> **Records shown**
═══
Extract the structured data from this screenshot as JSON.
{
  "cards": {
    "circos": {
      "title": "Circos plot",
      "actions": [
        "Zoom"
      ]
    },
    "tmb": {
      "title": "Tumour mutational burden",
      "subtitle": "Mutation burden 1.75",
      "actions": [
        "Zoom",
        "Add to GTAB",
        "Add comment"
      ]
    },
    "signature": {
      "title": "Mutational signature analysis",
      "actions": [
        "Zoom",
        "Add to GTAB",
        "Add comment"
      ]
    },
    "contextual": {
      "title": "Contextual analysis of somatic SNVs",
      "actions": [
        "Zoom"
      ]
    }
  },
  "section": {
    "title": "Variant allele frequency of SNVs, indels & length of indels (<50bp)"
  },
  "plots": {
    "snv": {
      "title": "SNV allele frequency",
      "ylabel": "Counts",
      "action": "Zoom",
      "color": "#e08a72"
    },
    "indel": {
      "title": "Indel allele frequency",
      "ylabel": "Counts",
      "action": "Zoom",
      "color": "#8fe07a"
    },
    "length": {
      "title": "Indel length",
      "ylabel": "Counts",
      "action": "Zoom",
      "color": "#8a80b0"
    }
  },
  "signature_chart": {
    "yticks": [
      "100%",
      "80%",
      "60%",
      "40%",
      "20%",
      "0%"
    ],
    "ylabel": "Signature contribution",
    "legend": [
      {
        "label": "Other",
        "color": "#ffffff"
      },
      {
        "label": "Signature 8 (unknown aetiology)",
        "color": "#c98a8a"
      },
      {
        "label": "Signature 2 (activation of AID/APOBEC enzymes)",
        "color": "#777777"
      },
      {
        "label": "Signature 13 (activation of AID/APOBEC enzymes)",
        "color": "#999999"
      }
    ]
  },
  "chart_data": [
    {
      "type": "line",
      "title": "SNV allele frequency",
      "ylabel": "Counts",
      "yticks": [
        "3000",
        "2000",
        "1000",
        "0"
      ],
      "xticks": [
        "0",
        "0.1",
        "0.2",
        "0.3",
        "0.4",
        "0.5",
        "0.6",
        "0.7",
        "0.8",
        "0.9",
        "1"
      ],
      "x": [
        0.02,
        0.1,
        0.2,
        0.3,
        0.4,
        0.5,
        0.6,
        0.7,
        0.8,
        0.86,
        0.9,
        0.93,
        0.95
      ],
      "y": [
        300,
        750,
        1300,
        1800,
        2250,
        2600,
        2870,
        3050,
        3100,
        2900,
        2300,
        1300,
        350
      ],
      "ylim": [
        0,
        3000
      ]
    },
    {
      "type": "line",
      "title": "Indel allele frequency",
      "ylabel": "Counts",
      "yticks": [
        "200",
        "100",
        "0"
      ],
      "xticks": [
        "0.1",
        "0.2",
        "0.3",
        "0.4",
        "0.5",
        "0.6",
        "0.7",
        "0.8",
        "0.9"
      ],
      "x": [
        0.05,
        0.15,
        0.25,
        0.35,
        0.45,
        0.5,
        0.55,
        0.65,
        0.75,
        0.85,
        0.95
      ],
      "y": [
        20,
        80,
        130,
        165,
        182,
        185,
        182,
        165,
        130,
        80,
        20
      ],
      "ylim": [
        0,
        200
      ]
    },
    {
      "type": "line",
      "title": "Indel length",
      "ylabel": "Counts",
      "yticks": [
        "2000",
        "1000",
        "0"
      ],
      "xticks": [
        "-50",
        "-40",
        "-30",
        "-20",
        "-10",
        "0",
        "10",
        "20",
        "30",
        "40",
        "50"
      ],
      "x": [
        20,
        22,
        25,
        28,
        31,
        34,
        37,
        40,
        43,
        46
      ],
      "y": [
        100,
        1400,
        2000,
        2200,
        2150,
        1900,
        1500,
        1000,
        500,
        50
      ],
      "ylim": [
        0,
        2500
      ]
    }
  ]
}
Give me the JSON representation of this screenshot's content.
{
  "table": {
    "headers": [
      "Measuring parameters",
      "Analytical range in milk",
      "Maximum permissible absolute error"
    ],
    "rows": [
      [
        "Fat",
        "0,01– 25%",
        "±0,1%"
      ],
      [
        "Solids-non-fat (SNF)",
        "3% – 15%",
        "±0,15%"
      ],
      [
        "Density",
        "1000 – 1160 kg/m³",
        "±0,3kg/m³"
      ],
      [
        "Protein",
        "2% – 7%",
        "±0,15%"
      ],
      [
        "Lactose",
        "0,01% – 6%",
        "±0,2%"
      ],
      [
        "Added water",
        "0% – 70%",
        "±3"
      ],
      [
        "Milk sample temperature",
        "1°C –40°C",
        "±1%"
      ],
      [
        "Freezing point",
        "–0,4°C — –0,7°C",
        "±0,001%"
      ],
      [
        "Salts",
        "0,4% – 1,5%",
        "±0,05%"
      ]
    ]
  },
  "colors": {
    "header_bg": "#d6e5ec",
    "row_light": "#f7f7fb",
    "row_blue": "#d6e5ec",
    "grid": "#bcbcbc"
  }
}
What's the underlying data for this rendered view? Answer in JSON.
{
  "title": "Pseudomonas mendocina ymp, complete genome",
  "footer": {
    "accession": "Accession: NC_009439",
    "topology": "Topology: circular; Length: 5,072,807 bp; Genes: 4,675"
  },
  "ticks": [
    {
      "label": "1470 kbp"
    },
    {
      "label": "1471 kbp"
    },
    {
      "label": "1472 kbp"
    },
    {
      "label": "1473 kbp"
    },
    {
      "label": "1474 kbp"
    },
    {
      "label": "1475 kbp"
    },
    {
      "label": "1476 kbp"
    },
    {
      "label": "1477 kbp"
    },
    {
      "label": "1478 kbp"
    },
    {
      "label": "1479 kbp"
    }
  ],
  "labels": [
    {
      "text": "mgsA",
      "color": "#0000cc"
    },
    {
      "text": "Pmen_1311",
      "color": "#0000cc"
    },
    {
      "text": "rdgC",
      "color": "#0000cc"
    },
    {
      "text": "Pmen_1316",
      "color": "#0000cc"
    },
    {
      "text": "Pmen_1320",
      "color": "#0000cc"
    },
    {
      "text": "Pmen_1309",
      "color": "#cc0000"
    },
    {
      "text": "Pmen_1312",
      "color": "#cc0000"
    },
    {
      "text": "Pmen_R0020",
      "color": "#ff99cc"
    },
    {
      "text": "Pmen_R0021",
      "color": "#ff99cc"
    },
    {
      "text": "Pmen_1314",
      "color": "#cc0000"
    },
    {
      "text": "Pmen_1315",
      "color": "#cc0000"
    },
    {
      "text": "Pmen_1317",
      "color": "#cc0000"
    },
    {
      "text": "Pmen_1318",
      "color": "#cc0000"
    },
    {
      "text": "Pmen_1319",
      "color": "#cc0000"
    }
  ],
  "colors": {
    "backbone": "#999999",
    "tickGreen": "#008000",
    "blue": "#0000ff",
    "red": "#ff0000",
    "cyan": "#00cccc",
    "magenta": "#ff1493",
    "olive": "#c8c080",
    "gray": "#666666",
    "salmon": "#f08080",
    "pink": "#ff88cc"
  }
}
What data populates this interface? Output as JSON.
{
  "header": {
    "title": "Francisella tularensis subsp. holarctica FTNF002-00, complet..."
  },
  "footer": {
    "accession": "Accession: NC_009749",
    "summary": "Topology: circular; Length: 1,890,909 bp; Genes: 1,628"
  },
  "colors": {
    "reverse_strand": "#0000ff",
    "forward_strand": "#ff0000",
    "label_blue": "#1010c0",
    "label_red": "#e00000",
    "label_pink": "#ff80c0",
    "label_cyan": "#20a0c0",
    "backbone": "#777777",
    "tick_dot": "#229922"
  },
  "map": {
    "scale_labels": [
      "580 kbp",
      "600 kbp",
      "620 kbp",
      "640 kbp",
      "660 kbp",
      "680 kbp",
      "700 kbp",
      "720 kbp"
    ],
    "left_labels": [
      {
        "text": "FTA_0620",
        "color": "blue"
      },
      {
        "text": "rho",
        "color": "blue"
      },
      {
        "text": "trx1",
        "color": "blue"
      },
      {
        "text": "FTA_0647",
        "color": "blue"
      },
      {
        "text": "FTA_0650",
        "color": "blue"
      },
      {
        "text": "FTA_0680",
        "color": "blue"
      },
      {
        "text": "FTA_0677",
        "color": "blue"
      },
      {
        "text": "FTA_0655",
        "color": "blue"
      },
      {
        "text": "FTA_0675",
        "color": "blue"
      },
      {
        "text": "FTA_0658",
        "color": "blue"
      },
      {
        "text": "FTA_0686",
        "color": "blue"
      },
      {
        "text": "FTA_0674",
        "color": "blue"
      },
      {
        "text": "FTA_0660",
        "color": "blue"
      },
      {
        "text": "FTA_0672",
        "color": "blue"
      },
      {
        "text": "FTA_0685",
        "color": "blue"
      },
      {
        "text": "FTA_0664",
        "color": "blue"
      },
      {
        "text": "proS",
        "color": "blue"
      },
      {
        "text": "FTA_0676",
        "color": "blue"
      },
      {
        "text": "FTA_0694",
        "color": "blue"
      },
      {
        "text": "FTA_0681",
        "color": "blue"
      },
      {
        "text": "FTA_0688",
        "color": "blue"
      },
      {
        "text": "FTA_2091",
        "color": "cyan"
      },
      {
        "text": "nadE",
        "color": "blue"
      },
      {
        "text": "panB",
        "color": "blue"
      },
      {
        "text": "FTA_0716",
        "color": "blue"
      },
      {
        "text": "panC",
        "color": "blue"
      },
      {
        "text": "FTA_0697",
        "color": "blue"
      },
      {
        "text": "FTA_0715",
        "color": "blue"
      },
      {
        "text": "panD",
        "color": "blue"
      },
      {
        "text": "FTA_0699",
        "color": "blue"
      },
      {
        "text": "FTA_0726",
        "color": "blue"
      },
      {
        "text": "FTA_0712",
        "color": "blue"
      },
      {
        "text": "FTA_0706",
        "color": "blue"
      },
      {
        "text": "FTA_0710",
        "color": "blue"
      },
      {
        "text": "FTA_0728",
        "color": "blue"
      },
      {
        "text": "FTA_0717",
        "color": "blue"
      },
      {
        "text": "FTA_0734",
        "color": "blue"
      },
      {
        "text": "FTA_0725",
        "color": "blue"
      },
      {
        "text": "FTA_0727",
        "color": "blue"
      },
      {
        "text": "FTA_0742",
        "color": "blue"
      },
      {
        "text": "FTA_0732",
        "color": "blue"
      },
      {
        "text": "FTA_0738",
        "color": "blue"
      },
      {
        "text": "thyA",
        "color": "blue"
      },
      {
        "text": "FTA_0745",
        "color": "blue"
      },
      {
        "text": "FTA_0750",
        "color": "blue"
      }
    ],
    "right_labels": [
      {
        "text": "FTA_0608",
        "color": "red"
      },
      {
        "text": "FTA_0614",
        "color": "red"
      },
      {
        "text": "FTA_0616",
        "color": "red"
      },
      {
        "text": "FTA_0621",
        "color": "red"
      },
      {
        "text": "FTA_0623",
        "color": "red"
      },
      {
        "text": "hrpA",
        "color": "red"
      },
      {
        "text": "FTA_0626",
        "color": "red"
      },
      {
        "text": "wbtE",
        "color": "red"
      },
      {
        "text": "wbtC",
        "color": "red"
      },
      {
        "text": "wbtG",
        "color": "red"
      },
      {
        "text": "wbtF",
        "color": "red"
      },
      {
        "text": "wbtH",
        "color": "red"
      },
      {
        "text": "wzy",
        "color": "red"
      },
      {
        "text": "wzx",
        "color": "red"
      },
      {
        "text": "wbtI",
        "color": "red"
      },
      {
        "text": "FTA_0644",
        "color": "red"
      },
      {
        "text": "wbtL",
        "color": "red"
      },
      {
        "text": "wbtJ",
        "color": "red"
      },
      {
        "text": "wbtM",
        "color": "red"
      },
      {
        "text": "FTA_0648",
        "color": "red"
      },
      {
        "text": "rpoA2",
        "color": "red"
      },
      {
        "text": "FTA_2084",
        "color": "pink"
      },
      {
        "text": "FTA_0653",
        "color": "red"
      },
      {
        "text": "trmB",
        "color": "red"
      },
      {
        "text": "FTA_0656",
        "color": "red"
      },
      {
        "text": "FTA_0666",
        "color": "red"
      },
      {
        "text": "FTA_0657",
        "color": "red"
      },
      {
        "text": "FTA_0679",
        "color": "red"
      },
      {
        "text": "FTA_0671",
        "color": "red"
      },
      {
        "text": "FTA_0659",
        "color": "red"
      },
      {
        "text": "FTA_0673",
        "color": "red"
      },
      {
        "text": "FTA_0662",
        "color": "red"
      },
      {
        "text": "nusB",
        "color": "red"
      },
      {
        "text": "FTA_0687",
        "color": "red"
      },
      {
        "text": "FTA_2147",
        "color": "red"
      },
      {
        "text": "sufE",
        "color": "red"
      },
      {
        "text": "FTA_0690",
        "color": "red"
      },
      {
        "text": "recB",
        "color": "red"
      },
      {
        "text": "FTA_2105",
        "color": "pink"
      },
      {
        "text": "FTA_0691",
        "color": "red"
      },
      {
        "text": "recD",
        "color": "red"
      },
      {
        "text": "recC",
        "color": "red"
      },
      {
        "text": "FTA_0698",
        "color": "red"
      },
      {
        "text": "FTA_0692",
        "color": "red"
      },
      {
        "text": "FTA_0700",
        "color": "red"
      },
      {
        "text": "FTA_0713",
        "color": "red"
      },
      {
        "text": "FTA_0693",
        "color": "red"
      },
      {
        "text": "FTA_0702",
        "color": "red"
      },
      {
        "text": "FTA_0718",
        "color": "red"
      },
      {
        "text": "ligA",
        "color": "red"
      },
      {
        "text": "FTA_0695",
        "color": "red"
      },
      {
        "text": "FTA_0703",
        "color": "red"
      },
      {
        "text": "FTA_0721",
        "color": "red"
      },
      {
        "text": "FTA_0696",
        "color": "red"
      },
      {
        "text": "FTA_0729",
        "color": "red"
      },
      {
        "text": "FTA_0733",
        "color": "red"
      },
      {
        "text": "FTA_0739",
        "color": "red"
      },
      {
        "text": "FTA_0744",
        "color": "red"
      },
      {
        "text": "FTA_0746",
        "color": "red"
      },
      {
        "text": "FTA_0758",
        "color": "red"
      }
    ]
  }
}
═══
> **What you are asked to do**
Copy out every line in the entries above that holds "Topology".

> **Your solution**
    "topology": "Topology: circular; Length: 5,072,807 bp; Genes: 4,675"
    "summary": "Topology: circular; Length: 1,890,909 bp; Genes: 1,628"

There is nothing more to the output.